**Short task:** List every line in this data where the string "Resurslardan" occurs.

**Items from a dataset:**
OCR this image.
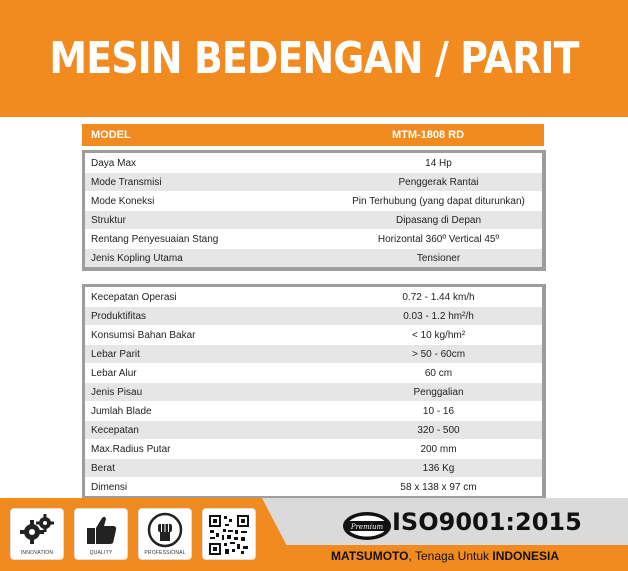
MESIN BEDENGAN / PARIT
MODEL	MTM-1808 RD
Daya Max	14 Hp
Mode Transmisi	Penggerak Rantai
Mode Koneksi	Pin Terhubung (yang dapat diturunkan)
Struktur	Dipasang di Depan
Rentang Penyesuaian Stang	Horizontal 360º Vertical 45º
Jenis Kopling Utama	Tensioner
Kecepatan Operasi	0.72 - 1.44 km/h
Produktifitas	0.03 - 1.2 hm²/h
Konsumsi Bahan Bakar	< 10 kg/hm²
Lebar Parit	> 50 - 60cm
Lebar Alur	60 cm
Jenis Pisau	Penggalian
Jumlah Blade	10 - 16
Kecepatan	320 - 500
Max.Radius Putar	200 mm
Berat	136 Kg
Dimensi	58 x 138 x 97 cm
INNOVATION	QUALITY	PROFESSIONAL
Premium ISO9001:2015
MATSUMOTO, Tenaga Untuk INDONESIA
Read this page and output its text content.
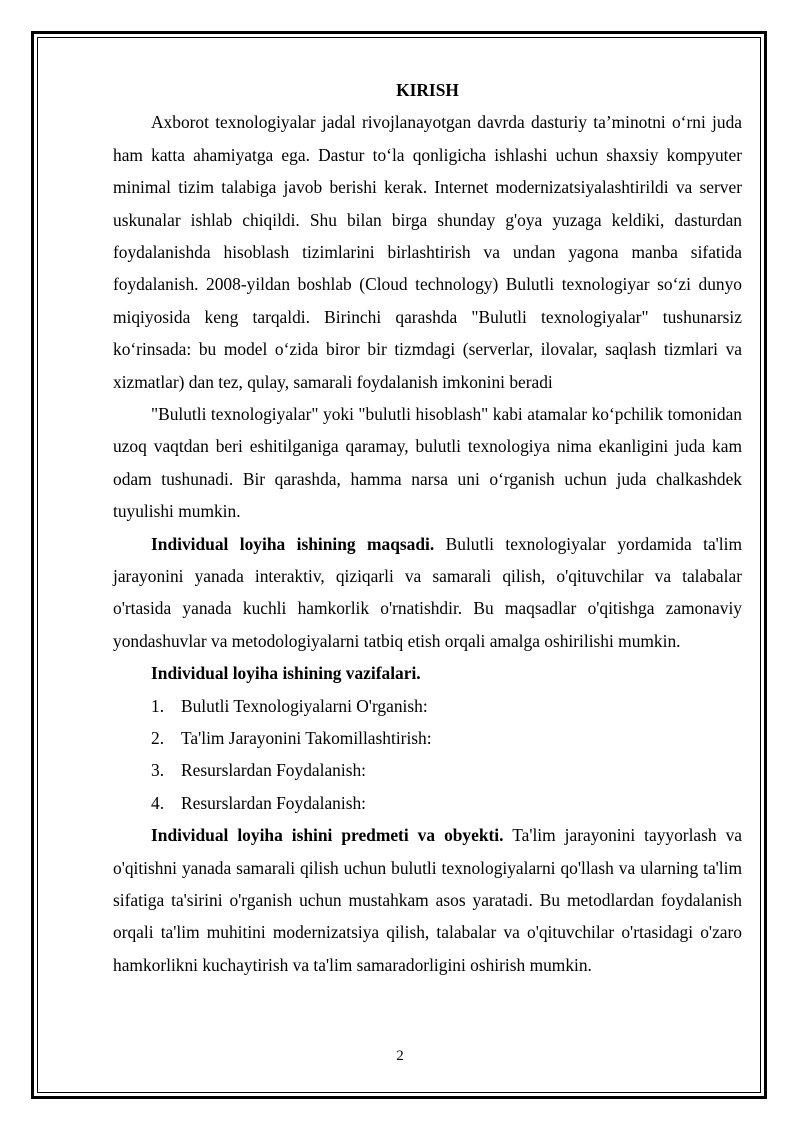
KIRISH

Axborot texnologiyalar jadal rivojlanayotgan davrda dasturiy ta’minotni o‘rni juda ham katta ahamiyatga ega. Dastur to‘la qonligicha ishlashi uchun shaxsiy kompyuter minimal tizim talabiga javob berishi kerak. Internet modernizatsiyalashtirildi va server uskunalar ishlab chiqildi. Shu bilan birga shunday g'oya yuzaga keldiki, dasturdan foydalanishda hisoblash tizimlarini birlashtirish va undan yagona manba sifatida foydalanish. 2008-yildan boshlab (Cloud technology) Bulutli texnologiyar so‘zi dunyo miqiyosida keng tarqaldi. Birinchi qarashda "Bulutli texnologiyalar" tushunarsiz ko‘rinsada: bu model o‘zida biror bir tizmdagi (serverlar, ilovalar, saqlash tizmlari va xizmatlar) dan tez, qulay, samarali foydalanish imkonini beradi

"Bulutli texnologiyalar" yoki "bulutli hisoblash" kabi atamalar ko‘pchilik tomonidan uzoq vaqtdan beri eshitilganiga qaramay, bulutli texnologiya nima ekanligini juda kam odam tushunadi. Bir qarashda, hamma narsa uni o‘rganish uchun juda chalkashdek tuyulishi mumkin.

Individual loyiha ishining maqsadi. Bulutli texnologiyalar yordamida ta'lim jarayonini yanada interaktiv, qiziqarli va samarali qilish, o'qituvchilar va talabalar o'rtasida yanada kuchli hamkorlik o'rnatishdir. Bu maqsadlar o'qitishga zamonaviy yondashuvlar va metodologiyalarni tatbiq etish orqali amalga oshirilishi mumkin.

Individual loyiha ishining vazifalari.

1. Bulutli Texnologiyalarni O'rganish:
2. Ta'lim Jarayonini Takomillashtirish:
3. Resurslardan Foydalanish:
4. Resurslardan Foydalanish:

Individual loyiha ishini predmeti va obyekti. Ta'lim jarayonini tayyorlash va o'qitishni yanada samarali qilish uchun bulutli texnologiyalarni qo'llash va ularning ta'lim sifatiga ta'sirini o'rganish uchun mustahkam asos yaratadi. Bu metodlardan foydalanish orqali ta'lim muhitini modernizatsiya qilish, talabalar va o'qituvchilar o'rtasidagi o'zaro hamkorlikni kuchaytirish va ta'lim samaradorligini oshirish mumkin.

2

**Response for this exercise:**
3. Resurslardan Foydalanish:
4. Resurslardan Foydalanish:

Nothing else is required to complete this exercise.